Pull every line with the word "Расходы" out of the entries below.
★ ★ ★ ★ ★
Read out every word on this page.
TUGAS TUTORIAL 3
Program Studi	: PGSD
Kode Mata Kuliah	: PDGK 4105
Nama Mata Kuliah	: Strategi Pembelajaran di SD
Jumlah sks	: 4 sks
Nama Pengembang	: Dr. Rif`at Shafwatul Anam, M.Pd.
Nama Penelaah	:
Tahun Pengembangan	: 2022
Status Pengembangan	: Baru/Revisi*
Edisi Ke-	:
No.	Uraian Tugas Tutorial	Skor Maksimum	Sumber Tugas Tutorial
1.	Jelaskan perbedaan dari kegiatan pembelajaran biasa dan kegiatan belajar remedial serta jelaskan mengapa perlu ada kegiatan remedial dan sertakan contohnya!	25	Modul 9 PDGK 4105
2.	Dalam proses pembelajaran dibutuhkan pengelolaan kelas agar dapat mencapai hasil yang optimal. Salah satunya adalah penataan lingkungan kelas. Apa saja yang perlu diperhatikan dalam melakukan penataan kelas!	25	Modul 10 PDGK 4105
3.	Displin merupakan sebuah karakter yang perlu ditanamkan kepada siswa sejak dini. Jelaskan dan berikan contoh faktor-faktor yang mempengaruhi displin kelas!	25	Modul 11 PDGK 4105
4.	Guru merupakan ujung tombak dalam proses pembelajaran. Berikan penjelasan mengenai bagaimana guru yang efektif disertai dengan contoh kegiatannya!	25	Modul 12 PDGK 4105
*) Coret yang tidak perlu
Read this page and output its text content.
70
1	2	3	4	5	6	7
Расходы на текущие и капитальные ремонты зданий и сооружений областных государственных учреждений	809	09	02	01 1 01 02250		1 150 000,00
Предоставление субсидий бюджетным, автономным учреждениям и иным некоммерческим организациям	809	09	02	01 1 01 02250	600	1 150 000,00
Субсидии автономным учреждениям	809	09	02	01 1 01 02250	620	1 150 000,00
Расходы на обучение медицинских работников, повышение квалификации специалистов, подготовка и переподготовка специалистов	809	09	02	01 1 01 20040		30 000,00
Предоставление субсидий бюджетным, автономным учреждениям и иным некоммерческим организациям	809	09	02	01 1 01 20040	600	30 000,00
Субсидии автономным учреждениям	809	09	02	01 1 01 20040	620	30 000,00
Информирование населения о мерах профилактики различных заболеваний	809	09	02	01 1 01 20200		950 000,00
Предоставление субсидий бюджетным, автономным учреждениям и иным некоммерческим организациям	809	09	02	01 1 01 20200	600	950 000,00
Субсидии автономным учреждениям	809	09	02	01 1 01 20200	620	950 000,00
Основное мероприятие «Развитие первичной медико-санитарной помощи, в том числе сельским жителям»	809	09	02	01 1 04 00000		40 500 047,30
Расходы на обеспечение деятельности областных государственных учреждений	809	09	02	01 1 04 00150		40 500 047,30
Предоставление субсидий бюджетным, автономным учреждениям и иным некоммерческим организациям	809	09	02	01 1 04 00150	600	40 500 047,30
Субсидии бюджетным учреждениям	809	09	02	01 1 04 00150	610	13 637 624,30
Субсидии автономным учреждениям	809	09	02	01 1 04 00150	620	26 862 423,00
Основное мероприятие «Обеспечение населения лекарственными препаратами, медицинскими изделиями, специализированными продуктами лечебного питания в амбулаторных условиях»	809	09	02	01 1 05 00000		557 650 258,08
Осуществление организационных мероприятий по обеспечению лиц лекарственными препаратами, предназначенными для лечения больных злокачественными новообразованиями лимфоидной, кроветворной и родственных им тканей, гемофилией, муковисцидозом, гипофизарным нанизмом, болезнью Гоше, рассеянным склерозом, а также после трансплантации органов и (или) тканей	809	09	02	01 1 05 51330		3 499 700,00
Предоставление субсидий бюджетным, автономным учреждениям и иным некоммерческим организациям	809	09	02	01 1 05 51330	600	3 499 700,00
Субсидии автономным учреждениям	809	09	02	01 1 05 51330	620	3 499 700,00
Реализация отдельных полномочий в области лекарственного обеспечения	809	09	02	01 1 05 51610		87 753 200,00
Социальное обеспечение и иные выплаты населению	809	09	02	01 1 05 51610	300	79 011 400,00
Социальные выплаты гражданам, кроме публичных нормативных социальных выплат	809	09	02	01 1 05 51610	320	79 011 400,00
★ ★ ★ ★ ★
# SOLUTION BELOW:
Расходы на текущие и капитальные ремонты зданий и сооружений областных государственных учреждений	809	09	02	01 1 01 02250		1 150 000,00
Расходы на обучение медицинских работников, повышение квалификации специалистов, подготовка и переподготовка специалистов	809	09	02	01 1 01 20040		30 000,00
Расходы на обеспечение деятельности областных государственных учреждений	809	09	02	01 1 04 00150		40 500 047,30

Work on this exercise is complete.